**WHAT IS NEEDED**. Read the lines below. Copy out any that hold the string "anomaly".

(A block of data)
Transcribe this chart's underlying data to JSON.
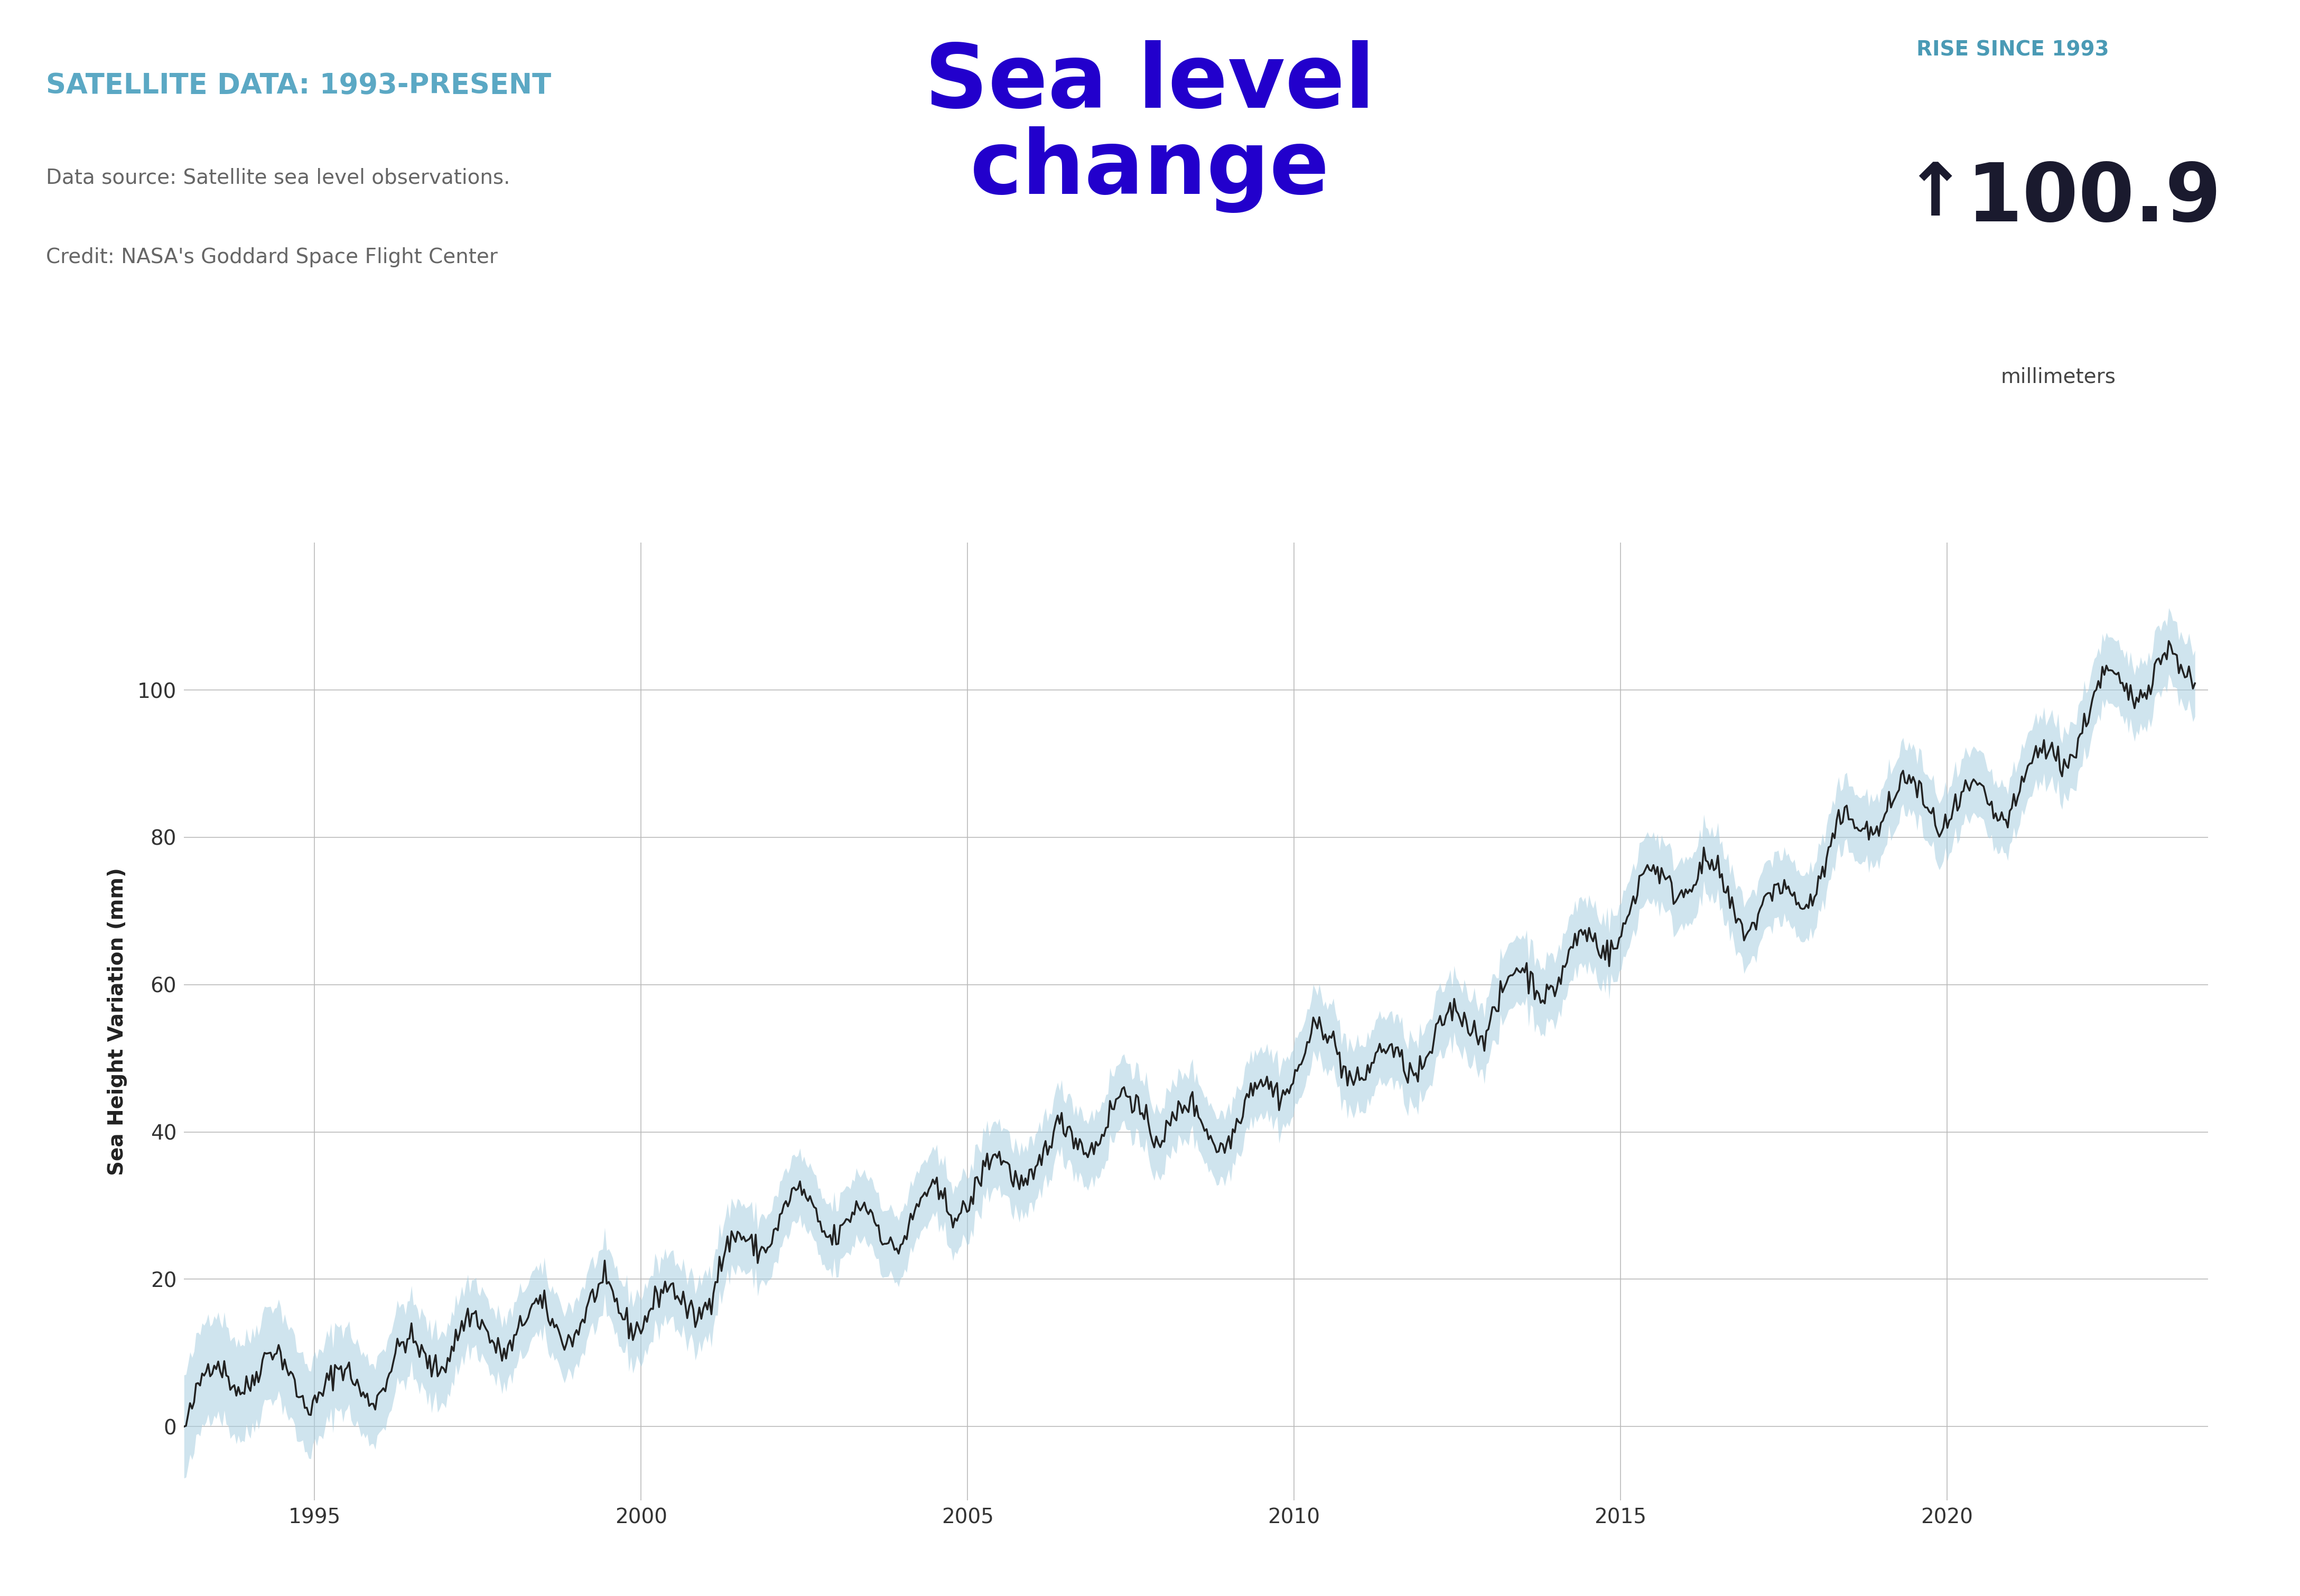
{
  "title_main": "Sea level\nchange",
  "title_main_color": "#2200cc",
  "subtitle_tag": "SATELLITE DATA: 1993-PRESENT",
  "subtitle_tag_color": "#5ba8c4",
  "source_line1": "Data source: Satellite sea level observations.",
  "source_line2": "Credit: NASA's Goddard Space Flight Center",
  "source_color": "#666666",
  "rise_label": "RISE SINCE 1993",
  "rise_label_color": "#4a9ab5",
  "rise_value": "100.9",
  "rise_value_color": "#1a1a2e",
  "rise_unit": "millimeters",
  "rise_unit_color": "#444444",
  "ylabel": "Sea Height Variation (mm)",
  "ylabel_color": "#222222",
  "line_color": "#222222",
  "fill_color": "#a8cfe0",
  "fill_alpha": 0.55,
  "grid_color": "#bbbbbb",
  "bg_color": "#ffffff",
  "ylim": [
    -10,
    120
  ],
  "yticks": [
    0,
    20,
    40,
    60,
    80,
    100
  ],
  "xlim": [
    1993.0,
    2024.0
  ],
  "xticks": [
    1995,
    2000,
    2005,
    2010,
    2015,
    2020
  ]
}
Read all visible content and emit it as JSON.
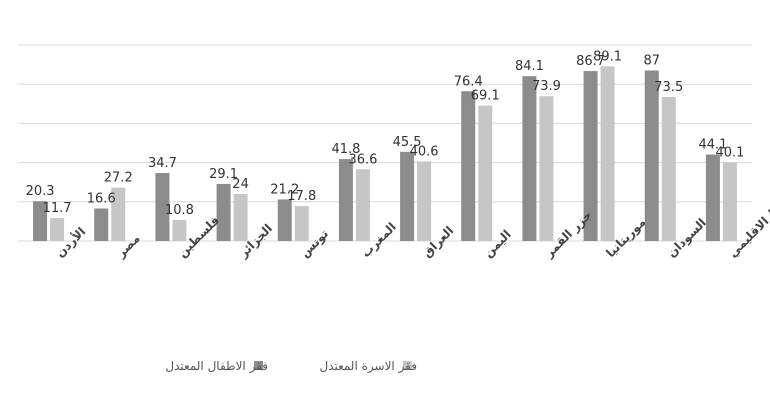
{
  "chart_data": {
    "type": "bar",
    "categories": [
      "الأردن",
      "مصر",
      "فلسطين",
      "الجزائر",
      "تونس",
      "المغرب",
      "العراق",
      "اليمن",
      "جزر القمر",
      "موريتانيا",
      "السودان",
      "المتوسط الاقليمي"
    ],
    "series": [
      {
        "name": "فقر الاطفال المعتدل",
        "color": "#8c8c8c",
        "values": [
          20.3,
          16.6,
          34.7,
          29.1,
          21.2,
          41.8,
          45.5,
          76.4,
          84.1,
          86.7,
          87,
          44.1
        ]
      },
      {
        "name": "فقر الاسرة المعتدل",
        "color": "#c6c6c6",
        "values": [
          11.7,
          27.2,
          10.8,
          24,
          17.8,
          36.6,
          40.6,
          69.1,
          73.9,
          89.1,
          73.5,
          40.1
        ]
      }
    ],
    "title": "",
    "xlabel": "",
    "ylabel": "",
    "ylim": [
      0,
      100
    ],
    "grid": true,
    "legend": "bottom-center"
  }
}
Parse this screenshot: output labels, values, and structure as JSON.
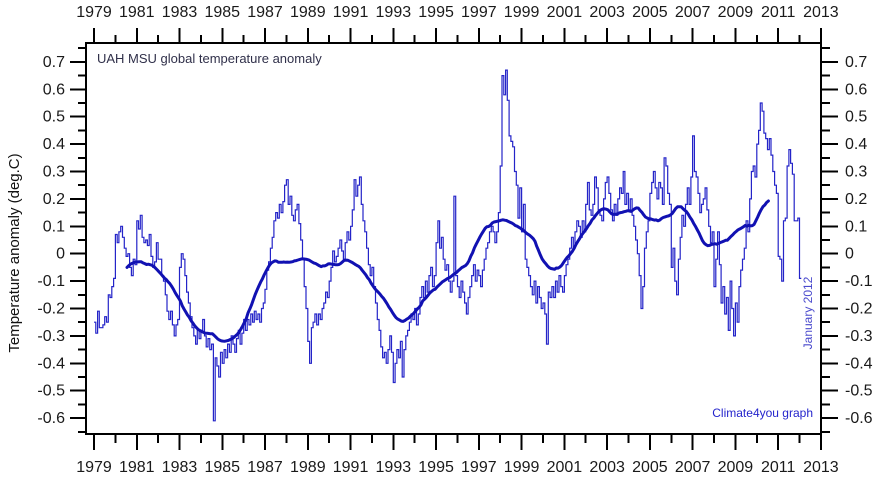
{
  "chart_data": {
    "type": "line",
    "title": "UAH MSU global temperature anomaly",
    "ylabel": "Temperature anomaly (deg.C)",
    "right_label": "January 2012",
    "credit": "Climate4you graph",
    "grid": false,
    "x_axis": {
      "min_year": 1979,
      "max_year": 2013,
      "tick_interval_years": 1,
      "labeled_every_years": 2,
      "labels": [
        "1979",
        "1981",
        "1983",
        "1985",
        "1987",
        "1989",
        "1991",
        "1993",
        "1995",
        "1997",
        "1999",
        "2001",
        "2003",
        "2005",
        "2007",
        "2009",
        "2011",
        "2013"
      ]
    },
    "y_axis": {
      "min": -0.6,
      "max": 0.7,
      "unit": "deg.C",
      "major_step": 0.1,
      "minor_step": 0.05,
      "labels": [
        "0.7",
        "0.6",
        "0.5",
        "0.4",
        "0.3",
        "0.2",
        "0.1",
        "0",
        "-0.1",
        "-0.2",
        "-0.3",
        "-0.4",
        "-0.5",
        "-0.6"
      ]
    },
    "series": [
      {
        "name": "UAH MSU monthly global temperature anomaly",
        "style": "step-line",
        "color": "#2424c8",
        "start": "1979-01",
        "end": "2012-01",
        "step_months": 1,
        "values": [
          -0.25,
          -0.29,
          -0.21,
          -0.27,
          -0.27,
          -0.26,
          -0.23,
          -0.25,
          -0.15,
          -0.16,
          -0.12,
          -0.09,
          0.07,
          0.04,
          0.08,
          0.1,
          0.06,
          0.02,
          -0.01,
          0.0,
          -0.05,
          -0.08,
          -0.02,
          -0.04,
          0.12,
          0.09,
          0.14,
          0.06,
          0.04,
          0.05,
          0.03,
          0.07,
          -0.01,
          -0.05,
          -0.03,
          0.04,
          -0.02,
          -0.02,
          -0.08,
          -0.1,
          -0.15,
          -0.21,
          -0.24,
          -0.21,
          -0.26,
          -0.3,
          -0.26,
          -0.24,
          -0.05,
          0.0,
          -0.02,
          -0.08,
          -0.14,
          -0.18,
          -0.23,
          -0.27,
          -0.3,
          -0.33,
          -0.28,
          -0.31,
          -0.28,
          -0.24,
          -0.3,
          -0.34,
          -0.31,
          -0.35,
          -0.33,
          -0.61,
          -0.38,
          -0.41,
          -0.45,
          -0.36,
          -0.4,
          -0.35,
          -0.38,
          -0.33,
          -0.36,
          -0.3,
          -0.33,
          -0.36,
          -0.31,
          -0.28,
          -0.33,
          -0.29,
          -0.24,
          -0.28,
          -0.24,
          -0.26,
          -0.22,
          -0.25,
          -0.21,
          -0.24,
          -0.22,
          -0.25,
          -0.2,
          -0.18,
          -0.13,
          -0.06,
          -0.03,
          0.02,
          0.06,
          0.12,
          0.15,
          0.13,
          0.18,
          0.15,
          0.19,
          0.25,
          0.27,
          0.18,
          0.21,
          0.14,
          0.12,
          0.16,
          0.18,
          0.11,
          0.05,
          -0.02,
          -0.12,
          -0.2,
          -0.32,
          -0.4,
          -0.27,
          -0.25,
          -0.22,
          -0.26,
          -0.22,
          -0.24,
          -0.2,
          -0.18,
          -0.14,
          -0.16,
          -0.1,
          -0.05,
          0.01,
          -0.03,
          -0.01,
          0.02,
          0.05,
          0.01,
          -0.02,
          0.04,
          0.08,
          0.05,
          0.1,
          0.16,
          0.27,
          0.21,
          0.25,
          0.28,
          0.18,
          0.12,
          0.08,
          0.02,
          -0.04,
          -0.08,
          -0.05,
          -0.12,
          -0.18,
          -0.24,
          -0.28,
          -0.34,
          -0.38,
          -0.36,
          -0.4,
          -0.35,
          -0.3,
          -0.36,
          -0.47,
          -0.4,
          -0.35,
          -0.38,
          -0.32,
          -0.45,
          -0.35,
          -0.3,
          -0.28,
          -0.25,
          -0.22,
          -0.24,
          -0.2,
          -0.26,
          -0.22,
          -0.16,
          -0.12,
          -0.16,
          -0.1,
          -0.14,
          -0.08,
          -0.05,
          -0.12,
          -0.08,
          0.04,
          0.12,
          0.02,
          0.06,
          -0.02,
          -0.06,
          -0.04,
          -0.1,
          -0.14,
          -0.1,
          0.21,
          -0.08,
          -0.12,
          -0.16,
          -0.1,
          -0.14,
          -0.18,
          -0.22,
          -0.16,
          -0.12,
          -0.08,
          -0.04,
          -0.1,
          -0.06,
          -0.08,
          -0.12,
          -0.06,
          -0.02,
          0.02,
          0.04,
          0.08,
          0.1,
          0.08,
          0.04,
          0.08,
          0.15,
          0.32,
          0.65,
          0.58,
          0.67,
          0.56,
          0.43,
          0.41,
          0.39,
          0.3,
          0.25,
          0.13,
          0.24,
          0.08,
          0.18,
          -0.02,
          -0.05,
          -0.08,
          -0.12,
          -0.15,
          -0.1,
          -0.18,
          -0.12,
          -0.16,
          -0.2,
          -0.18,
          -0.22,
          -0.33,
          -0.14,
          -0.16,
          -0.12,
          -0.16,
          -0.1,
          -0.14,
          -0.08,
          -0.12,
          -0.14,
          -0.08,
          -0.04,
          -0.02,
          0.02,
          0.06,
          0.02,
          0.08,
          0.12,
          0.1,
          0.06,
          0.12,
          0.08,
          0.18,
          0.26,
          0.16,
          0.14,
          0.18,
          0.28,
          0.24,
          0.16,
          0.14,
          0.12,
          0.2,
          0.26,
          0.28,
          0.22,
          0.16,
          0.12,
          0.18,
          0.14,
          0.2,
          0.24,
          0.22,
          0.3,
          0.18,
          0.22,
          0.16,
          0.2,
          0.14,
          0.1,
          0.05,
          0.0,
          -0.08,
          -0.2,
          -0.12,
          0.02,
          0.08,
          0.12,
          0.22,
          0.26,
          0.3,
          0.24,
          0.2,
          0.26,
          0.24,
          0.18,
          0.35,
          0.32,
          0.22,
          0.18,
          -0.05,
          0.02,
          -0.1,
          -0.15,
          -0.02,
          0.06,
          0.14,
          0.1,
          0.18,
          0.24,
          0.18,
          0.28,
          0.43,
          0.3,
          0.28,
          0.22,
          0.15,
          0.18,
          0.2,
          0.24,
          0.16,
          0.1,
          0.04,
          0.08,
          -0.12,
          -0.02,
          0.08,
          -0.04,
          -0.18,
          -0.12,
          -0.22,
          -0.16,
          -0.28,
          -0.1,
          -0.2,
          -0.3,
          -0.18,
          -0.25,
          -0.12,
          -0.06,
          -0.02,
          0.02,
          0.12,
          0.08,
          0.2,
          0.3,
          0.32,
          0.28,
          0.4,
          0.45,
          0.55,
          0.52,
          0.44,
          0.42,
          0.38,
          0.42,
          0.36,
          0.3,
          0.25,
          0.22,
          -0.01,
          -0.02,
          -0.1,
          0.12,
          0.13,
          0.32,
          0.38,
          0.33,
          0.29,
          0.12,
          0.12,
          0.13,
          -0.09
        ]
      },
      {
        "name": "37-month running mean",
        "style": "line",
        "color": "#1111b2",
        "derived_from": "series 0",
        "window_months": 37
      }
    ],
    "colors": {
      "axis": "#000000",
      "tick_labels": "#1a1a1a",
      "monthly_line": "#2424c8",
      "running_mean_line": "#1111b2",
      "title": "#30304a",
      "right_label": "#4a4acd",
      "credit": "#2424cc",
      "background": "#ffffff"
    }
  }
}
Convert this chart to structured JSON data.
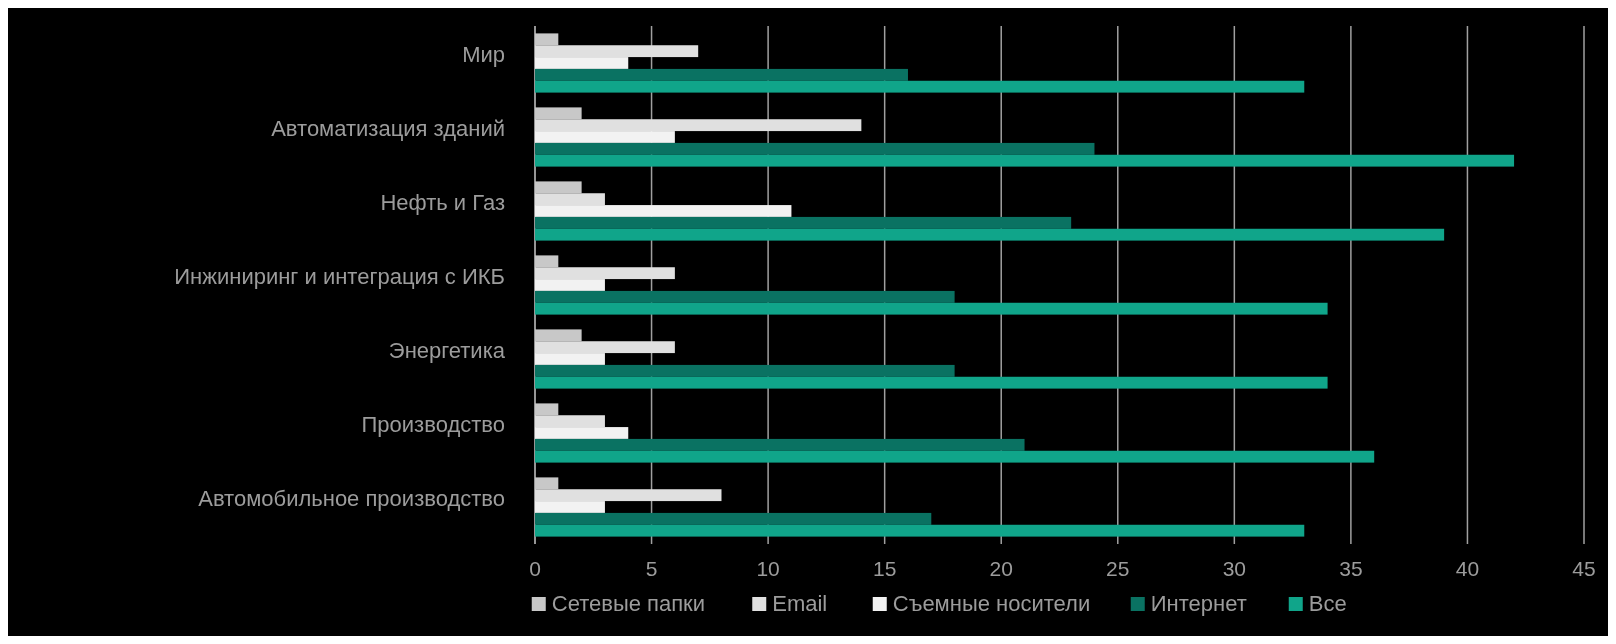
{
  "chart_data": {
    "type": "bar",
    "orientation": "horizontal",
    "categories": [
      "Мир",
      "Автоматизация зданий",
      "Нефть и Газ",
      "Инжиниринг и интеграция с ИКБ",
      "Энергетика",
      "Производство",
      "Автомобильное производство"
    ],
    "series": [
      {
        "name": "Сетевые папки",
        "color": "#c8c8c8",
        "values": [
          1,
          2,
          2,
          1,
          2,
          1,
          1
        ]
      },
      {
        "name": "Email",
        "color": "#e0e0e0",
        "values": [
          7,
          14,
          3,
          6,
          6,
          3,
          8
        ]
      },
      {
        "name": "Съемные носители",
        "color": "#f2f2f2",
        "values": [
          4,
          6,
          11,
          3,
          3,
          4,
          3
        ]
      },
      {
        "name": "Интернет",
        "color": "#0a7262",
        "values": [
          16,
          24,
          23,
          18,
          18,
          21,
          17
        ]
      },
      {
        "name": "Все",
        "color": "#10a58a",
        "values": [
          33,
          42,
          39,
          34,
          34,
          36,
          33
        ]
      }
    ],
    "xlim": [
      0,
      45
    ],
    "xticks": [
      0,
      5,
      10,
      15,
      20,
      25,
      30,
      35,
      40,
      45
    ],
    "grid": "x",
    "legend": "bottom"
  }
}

**EXPECTED ANSWER**.
    "title": "UAH MSU global temperature anomaly",
    "ylabel": "Temperature anomaly (deg.C)",
        "name": "UAH MSU monthly global temperature anomaly",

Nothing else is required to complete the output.